### Source data ###
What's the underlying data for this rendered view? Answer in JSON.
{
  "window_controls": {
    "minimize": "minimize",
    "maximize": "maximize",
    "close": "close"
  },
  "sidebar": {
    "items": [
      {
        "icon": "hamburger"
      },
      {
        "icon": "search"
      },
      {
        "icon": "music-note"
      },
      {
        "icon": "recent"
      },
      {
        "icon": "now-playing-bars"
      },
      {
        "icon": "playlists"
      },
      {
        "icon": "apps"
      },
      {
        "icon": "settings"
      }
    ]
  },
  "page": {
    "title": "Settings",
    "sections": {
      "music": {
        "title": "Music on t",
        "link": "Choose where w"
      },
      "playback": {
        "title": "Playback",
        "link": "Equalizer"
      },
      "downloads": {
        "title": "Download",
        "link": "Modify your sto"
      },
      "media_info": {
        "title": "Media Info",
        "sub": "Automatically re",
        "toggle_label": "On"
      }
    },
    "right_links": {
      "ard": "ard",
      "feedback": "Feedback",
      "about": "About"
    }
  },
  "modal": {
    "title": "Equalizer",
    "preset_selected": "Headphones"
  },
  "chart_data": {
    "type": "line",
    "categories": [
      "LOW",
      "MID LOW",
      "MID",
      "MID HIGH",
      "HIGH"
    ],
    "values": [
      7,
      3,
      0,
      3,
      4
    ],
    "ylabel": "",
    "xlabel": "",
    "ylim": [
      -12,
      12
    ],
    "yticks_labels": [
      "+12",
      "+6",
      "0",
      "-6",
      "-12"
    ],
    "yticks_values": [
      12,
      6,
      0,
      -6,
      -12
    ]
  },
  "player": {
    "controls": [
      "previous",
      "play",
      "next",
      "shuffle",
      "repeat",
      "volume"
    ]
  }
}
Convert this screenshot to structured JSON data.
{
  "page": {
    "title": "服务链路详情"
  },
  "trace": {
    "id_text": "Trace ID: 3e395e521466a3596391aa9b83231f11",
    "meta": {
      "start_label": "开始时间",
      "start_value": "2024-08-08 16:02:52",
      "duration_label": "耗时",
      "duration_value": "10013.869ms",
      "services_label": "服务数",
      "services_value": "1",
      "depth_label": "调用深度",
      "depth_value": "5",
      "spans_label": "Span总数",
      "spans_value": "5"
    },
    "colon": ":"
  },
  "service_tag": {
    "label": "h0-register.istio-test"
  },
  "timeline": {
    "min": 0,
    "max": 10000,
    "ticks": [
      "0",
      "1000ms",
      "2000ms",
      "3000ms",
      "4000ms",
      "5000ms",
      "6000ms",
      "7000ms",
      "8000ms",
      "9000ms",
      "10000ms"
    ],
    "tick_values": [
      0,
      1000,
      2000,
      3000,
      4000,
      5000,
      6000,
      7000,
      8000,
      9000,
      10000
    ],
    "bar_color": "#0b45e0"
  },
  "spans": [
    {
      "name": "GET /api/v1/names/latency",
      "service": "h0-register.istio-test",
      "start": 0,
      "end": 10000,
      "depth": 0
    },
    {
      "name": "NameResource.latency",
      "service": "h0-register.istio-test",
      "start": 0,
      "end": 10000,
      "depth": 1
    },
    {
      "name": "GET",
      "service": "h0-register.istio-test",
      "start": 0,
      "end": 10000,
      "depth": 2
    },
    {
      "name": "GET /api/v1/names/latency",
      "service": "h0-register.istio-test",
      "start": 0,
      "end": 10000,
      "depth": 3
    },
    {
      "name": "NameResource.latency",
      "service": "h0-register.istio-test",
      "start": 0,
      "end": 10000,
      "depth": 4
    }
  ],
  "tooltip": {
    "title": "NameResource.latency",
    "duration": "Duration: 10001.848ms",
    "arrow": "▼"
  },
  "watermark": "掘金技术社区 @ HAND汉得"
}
###
Using the material above, print every entry exactly as written.

## Answer below
What's the underlying data for this rendered view? Answer in JSON.
{
  "window_controls": {
    "minimize": "minimize",
    "maximize": "maximize",
    "close": "close"
  },
  "sidebar": {
    "items": [
      {
        "icon": "hamburger"
      },
      {
        "icon": "search"
      },
      {
        "icon": "music-note"
      },
      {
        "icon": "recent"
      },
      {
        "icon": "now-playing-bars"
      },
      {
        "icon": "playlists"
      },
      {
        "icon": "apps"
      },
      {
        "icon": "settings"
      }
    ]
  },
  "page": {
    "title": "Settings",
    "sections": {
      "music": {
        "title": "Music on t",
        "link": "Choose where w"
      },
      "playback": {
        "title": "Playback",
        "link": "Equalizer"
      },
      "downloads": {
        "title": "Download",
        "link": "Modify your sto"
      },
      "media_info": {
        "title": "Media Info",
        "sub": "Automatically re",
        "toggle_label": "On"
      }
    },
    "right_links": {
      "ard": "ard",
      "feedback": "Feedback",
      "about": "About"
    }
  },
  "modal": {
    "title": "Equalizer",
    "preset_selected": "Headphones"
  },
  "chart_data": {
    "type": "line",
    "categories": [
      "LOW",
      "MID LOW",
      "MID",
      "MID HIGH",
      "HIGH"
    ],
    "values": [
      7,
      3,
      0,
      3,
      4
    ],
    "ylabel": "",
    "xlabel": "",
    "ylim": [
      -12,
      12
    ],
    "yticks_labels": [
      "+12",
      "+6",
      "0",
      "-6",
      "-12"
    ],
    "yticks_values": [
      12,
      6,
      0,
      -6,
      -12
    ]
  },
  "player": {
    "controls": [
      "previous",
      "play",
      "next",
      "shuffle",
      "repeat",
      "volume"
    ]
  }
}
Convert this screenshot to structured JSON data.
{
  "page": {
    "title": "服务链路详情"
  },
  "trace": {
    "id_text": "Trace ID: 3e395e521466a3596391aa9b83231f11",
    "meta": {
      "start_label": "开始时间",
      "start_value": "2024-08-08 16:02:52",
      "duration_label": "耗时",
      "duration_value": "10013.869ms",
      "services_label": "服务数",
      "services_value": "1",
      "depth_label": "调用深度",
      "depth_value": "5",
      "spans_label": "Span总数",
      "spans_value": "5"
    },
    "colon": ":"
  },
  "service_tag": {
    "label": "h0-register.istio-test"
  },
  "timeline": {
    "min": 0,
    "max": 10000,
    "ticks": [
      "0",
      "1000ms",
      "2000ms",
      "3000ms",
      "4000ms",
      "5000ms",
      "6000ms",
      "7000ms",
      "8000ms",
      "9000ms",
      "10000ms"
    ],
    "tick_values": [
      0,
      1000,
      2000,
      3000,
      4000,
      5000,
      6000,
      7000,
      8000,
      9000,
      10000
    ],
    "bar_color": "#0b45e0"
  },
  "spans": [
    {
      "name": "GET /api/v1/names/latency",
      "service": "h0-register.istio-test",
      "start": 0,
      "end": 10000,
      "depth": 0
    },
    {
      "name": "NameResource.latency",
      "service": "h0-register.istio-test",
      "start": 0,
      "end": 10000,
      "depth": 1
    },
    {
      "name": "GET",
      "service": "h0-register.istio-test",
      "start": 0,
      "end": 10000,
      "depth": 2
    },
    {
      "name": "GET /api/v1/names/latency",
      "service": "h0-register.istio-test",
      "start": 0,
      "end": 10000,
      "depth": 3
    },
    {
      "name": "NameResource.latency",
      "service": "h0-register.istio-test",
      "start": 0,
      "end": 10000,
      "depth": 4
    }
  ],
  "tooltip": {
    "title": "NameResource.latency",
    "duration": "Duration: 10001.848ms",
    "arrow": "▼"
  },
  "watermark": "掘金技术社区 @ HAND汉得"
}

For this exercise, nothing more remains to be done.